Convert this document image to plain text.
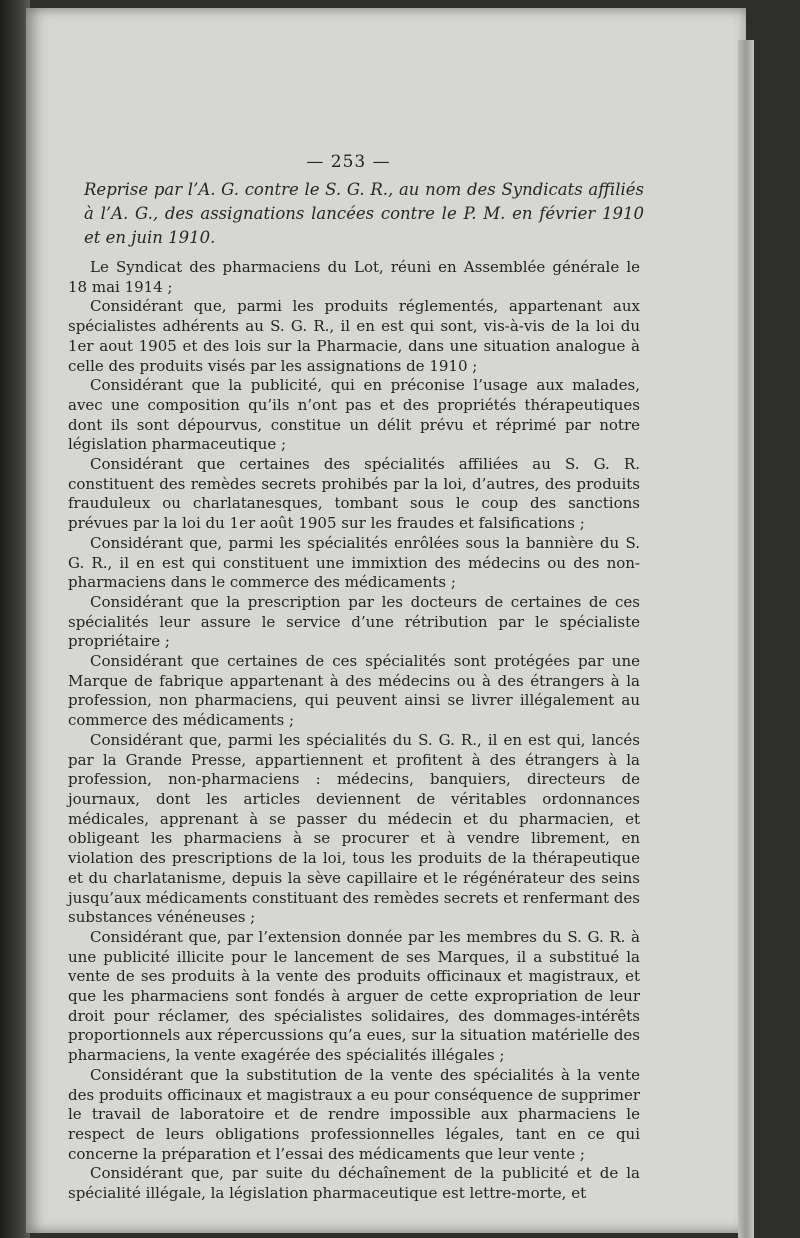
— 253 —
Reprise par l’A. G. contre le S. G. R., au nom des Syndicats affiliés à l’A. G., des assignations lancées contre le P. M. en février 1910 et en juin 1910.

Le Syndicat des pharmaciens du Lot, réuni en Assemblée générale le 18 mai 1914 ;

Considérant que, parmi les produits réglementés, appartenant aux spécialistes adhérents au S. G. R., il en est qui sont, vis-à-vis de la loi du 1er aout 1905 et des lois sur la Pharmacie, dans une situation analogue à celle des produits visés par les assignations de 1910 ;

Considérant que la publicité, qui en préconise l’usage aux malades, avec une composition qu’ils n’ont pas et des propriétés thérapeutiques dont ils sont dépourvus, constitue un délit prévu et réprimé par notre législation pharmaceutique ;

Considérant que certaines des spécialités affiliées au S. G. R. constituent des remèdes secrets prohibés par la loi, d’autres, des produits frauduleux ou charlatanesques, tombant sous le coup des sanctions prévues par la loi du 1er août 1905 sur les fraudes et falsifications ;

Considérant que, parmi les spécialités enrôlées sous la bannière du S. G. R., il en est qui constituent une immixtion des médecins ou des non-pharmaciens dans le commerce des médicaments ;

Considérant que la prescription par les docteurs de certaines de ces spécialités leur assure le service d’une rétribution par le spécialiste propriétaire ;

Considérant que certaines de ces spécialités sont protégées par une Marque de fabrique appartenant à des médecins ou à des étrangers à la profession, non pharmaciens, qui peuvent ainsi se livrer illégalement au commerce des médicaments ;

Considérant que, parmi les spécialités du S. G. R., il en est qui, lancés par la Grande Presse, appartiennent et profitent à des étrangers à la profession, non-pharmaciens : médecins, banquiers, directeurs de journaux, dont les articles deviennent de véritables ordonnances médicales, apprenant à se passer du médecin et du pharmacien, et obligeant les pharmaciens à se procurer et à vendre librement, en violation des prescriptions de la loi, tous les produits de la thérapeutique et du charlatanisme, depuis la sève capillaire et le régénérateur des seins jusqu’aux médicaments constituant des remèdes secrets et renfermant des substances vénéneuses ;

Considérant que, par l’extension donnée par les membres du S. G. R. à une publicité illicite pour le lancement de ses Marques, il a substitué la vente de ses produits à la vente des produits officinaux et magistraux, et que les pharmaciens sont fondés à arguer de cette expropriation de leur droit pour réclamer, des spécialistes solidaires, des dommages-intérêts proportionnels aux répercussions qu’a eues, sur la situation matérielle des pharmaciens, la vente exagérée des spécialités illégales ;

Considérant que la substitution de la vente des spécialités à la vente des produits officinaux et magistraux a eu pour conséquence de supprimer le travail de laboratoire et de rendre impossible aux pharmaciens le respect de leurs obligations professionnelles légales, tant en ce qui concerne la préparation et l’essai des médicaments que leur vente ;

Considérant que, par suite du déchaînement de la publicité et de la spécialité illégale, la législation pharmaceutique est lettre-morte, et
※ ※ ※
**Instructions to follow**
Lines that hold "pharmaceutique" are the ones to copy; find all of them.

**Answer to this problem**
Considérant que la publicité, qui en préconise l’usage aux malades, avec une composition qu’ils n’ont pas et des propriétés thérapeutiques dont ils sont dépourvus, constitue un délit prévu et réprimé par notre législation pharmaceutique ;
Considérant que, par suite du déchaînement de la publicité et de la spécialité illégale, la législation pharmaceutique est lettre-morte, et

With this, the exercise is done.